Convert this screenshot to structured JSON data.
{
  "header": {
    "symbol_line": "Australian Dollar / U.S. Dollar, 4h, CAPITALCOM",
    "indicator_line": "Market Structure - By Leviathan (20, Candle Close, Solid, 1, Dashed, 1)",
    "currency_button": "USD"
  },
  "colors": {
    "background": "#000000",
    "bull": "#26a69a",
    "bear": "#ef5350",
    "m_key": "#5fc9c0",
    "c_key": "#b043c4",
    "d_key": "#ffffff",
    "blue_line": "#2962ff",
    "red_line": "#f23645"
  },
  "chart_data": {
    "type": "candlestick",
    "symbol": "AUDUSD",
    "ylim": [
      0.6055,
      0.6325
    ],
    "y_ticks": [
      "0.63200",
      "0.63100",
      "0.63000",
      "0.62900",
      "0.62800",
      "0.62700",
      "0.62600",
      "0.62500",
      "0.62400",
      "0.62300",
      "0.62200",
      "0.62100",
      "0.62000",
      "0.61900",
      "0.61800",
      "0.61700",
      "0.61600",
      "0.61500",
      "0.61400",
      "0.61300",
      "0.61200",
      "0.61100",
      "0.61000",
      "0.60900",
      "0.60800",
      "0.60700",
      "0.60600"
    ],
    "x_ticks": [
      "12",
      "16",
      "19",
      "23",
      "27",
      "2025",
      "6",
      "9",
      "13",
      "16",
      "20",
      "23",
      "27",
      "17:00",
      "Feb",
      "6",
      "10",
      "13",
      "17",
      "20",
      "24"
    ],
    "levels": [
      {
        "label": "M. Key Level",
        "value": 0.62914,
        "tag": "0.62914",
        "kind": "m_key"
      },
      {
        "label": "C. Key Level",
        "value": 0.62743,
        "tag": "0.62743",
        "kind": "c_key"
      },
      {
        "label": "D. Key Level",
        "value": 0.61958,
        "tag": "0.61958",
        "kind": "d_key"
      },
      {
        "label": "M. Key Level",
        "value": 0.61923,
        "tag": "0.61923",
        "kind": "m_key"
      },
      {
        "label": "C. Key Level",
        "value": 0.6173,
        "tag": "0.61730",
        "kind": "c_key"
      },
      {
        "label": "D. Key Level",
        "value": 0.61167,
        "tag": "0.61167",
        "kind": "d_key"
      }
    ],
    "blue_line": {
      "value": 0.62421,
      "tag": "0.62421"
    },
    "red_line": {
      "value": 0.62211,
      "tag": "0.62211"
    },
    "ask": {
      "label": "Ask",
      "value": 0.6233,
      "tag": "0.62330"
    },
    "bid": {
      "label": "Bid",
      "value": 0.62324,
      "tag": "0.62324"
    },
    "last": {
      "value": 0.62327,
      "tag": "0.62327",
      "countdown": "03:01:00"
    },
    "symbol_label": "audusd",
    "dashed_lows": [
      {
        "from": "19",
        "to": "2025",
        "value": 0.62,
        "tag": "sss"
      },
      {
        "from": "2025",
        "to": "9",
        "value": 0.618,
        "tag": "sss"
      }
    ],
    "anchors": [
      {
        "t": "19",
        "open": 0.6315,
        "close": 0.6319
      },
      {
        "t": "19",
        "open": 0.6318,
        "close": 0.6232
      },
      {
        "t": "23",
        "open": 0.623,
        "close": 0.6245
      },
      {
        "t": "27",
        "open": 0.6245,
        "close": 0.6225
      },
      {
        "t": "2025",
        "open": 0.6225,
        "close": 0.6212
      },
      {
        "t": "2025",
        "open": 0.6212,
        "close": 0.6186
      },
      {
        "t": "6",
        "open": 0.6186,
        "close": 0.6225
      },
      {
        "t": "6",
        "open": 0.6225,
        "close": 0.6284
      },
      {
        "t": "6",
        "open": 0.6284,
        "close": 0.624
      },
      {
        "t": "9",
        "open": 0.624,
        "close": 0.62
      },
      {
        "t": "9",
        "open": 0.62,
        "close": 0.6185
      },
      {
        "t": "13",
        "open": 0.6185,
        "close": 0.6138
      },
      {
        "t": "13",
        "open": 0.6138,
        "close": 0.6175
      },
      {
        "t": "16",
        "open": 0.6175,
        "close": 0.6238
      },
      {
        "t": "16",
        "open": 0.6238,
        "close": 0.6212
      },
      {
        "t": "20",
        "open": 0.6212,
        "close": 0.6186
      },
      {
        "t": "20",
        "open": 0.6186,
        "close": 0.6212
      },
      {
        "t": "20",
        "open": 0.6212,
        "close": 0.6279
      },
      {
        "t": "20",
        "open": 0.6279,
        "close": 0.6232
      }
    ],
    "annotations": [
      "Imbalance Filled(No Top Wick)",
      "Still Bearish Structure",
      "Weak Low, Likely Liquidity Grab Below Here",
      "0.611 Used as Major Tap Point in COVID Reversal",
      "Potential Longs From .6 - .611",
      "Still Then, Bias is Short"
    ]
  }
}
============
AIM »
Transcribe each entry precisely, missing none.

FINISHED TASK »
Convert this screenshot to structured JSON data.
{
  "header": {
    "symbol_line": "Australian Dollar / U.S. Dollar, 4h, CAPITALCOM",
    "indicator_line": "Market Structure - By Leviathan (20, Candle Close, Solid, 1, Dashed, 1)",
    "currency_button": "USD"
  },
  "colors": {
    "background": "#000000",
    "bull": "#26a69a",
    "bear": "#ef5350",
    "m_key": "#5fc9c0",
    "c_key": "#b043c4",
    "d_key": "#ffffff",
    "blue_line": "#2962ff",
    "red_line": "#f23645"
  },
  "chart_data": {
    "type": "candlestick",
    "symbol": "AUDUSD",
    "ylim": [
      0.6055,
      0.6325
    ],
    "y_ticks": [
      "0.63200",
      "0.63100",
      "0.63000",
      "0.62900",
      "0.62800",
      "0.62700",
      "0.62600",
      "0.62500",
      "0.62400",
      "0.62300",
      "0.62200",
      "0.62100",
      "0.62000",
      "0.61900",
      "0.61800",
      "0.61700",
      "0.61600",
      "0.61500",
      "0.61400",
      "0.61300",
      "0.61200",
      "0.61100",
      "0.61000",
      "0.60900",
      "0.60800",
      "0.60700",
      "0.60600"
    ],
    "x_ticks": [
      "12",
      "16",
      "19",
      "23",
      "27",
      "2025",
      "6",
      "9",
      "13",
      "16",
      "20",
      "23",
      "27",
      "17:00",
      "Feb",
      "6",
      "10",
      "13",
      "17",
      "20",
      "24"
    ],
    "levels": [
      {
        "label": "M. Key Level",
        "value": 0.62914,
        "tag": "0.62914",
        "kind": "m_key"
      },
      {
        "label": "C. Key Level",
        "value": 0.62743,
        "tag": "0.62743",
        "kind": "c_key"
      },
      {
        "label": "D. Key Level",
        "value": 0.61958,
        "tag": "0.61958",
        "kind": "d_key"
      },
      {
        "label": "M. Key Level",
        "value": 0.61923,
        "tag": "0.61923",
        "kind": "m_key"
      },
      {
        "label": "C. Key Level",
        "value": 0.6173,
        "tag": "0.61730",
        "kind": "c_key"
      },
      {
        "label": "D. Key Level",
        "value": 0.61167,
        "tag": "0.61167",
        "kind": "d_key"
      }
    ],
    "blue_line": {
      "value": 0.62421,
      "tag": "0.62421"
    },
    "red_line": {
      "value": 0.62211,
      "tag": "0.62211"
    },
    "ask": {
      "label": "Ask",
      "value": 0.6233,
      "tag": "0.62330"
    },
    "bid": {
      "label": "Bid",
      "value": 0.62324,
      "tag": "0.62324"
    },
    "last": {
      "value": 0.62327,
      "tag": "0.62327",
      "countdown": "03:01:00"
    },
    "symbol_label": "audusd",
    "dashed_lows": [
      {
        "from": "19",
        "to": "2025",
        "value": 0.62,
        "tag": "sss"
      },
      {
        "from": "2025",
        "to": "9",
        "value": 0.618,
        "tag": "sss"
      }
    ],
    "anchors": [
      {
        "t": "19",
        "open": 0.6315,
        "close": 0.6319
      },
      {
        "t": "19",
        "open": 0.6318,
        "close": 0.6232
      },
      {
        "t": "23",
        "open": 0.623,
        "close": 0.6245
      },
      {
        "t": "27",
        "open": 0.6245,
        "close": 0.6225
      },
      {
        "t": "2025",
        "open": 0.6225,
        "close": 0.6212
      },
      {
        "t": "2025",
        "open": 0.6212,
        "close": 0.6186
      },
      {
        "t": "6",
        "open": 0.6186,
        "close": 0.6225
      },
      {
        "t": "6",
        "open": 0.6225,
        "close": 0.6284
      },
      {
        "t": "6",
        "open": 0.6284,
        "close": 0.624
      },
      {
        "t": "9",
        "open": 0.624,
        "close": 0.62
      },
      {
        "t": "9",
        "open": 0.62,
        "close": 0.6185
      },
      {
        "t": "13",
        "open": 0.6185,
        "close": 0.6138
      },
      {
        "t": "13",
        "open": 0.6138,
        "close": 0.6175
      },
      {
        "t": "16",
        "open": 0.6175,
        "close": 0.6238
      },
      {
        "t": "16",
        "open": 0.6238,
        "close": 0.6212
      },
      {
        "t": "20",
        "open": 0.6212,
        "close": 0.6186
      },
      {
        "t": "20",
        "open": 0.6186,
        "close": 0.6212
      },
      {
        "t": "20",
        "open": 0.6212,
        "close": 0.6279
      },
      {
        "t": "20",
        "open": 0.6279,
        "close": 0.6232
      }
    ],
    "annotations": [
      "Imbalance Filled(No Top Wick)",
      "Still Bearish Structure",
      "Weak Low, Likely Liquidity Grab Below Here",
      "0.611 Used as Major Tap Point in COVID Reversal",
      "Potential Longs From .6 - .611",
      "Still Then, Bias is Short"
    ]
  }
}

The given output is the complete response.